[Items from a data source]
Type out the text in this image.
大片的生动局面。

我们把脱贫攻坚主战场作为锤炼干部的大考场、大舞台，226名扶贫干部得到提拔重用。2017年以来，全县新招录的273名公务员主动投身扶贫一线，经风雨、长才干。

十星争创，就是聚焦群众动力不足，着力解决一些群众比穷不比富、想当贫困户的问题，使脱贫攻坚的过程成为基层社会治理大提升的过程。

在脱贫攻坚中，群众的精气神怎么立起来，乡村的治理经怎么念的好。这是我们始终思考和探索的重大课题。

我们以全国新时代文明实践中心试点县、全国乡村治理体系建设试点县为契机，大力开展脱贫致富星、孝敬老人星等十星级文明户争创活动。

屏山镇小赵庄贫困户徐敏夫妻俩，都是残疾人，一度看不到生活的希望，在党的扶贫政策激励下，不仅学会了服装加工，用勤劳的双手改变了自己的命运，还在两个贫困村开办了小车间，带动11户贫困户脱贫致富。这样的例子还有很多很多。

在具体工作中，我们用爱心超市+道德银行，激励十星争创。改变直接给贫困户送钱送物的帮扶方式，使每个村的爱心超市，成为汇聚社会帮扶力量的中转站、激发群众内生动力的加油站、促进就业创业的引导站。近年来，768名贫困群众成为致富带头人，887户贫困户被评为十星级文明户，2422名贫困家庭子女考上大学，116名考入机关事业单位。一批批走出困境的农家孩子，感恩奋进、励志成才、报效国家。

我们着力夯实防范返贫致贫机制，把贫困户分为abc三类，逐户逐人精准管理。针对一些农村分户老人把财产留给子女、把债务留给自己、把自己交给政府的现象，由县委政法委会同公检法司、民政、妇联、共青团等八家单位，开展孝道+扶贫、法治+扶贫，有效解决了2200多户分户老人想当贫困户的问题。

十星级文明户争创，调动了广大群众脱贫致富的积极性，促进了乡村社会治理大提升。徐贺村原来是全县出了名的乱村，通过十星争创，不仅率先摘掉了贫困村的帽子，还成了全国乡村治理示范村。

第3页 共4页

Aim: Write the data from above out again, exactly.

Exercise answer:
Type out the text in this image.
大片的生动局面。

我们把脱贫攻坚主战场作为锤炼干部的大考场、大舞台，226名扶贫干部得到提拔重用。2017年以来，全县新招录的273名公务员主动投身扶贫一线，经风雨、长才干。

十星争创，就是聚焦群众动力不足，着力解决一些群众比穷不比富、想当贫困户的问题，使脱贫攻坚的过程成为基层社会治理大提升的过程。

在脱贫攻坚中，群众的精气神怎么立起来，乡村的治理经怎么念的好。这是我们始终思考和探索的重大课题。

我们以全国新时代文明实践中心试点县、全国乡村治理体系建设试点县为契机，大力开展脱贫致富星、孝敬老人星等十星级文明户争创活动。

屏山镇小赵庄贫困户徐敏夫妻俩，都是残疾人，一度看不到生活的希望，在党的扶贫政策激励下，不仅学会了服装加工，用勤劳的双手改变了自己的命运，还在两个贫困村开办了小车间，带动11户贫困户脱贫致富。这样的例子还有很多很多。

在具体工作中，我们用爱心超市+道德银行，激励十星争创。改变直接给贫困户送钱送物的帮扶方式，使每个村的爱心超市，成为汇聚社会帮扶力量的中转站、激发群众内生动力的加油站、促进就业创业的引导站。近年来，768名贫困群众成为致富带头人，887户贫困户被评为十星级文明户，2422名贫困家庭子女考上大学，116名考入机关事业单位。一批批走出困境的农家孩子，感恩奋进、励志成才、报效国家。

我们着力夯实防范返贫致贫机制，把贫困户分为abc三类，逐户逐人精准管理。针对一些农村分户老人把财产留给子女、把债务留给自己、把自己交给政府的现象，由县委政法委会同公检法司、民政、妇联、共青团等八家单位，开展孝道+扶贫、法治+扶贫，有效解决了2200多户分户老人想当贫困户的问题。

十星级文明户争创，调动了广大群众脱贫致富的积极性，促进了乡村社会治理大提升。徐贺村原来是全县出了名的乱村，通过十星争创，不仅率先摘掉了贫困村的帽子，还成了全国乡村治理示范村。

第3页 共4页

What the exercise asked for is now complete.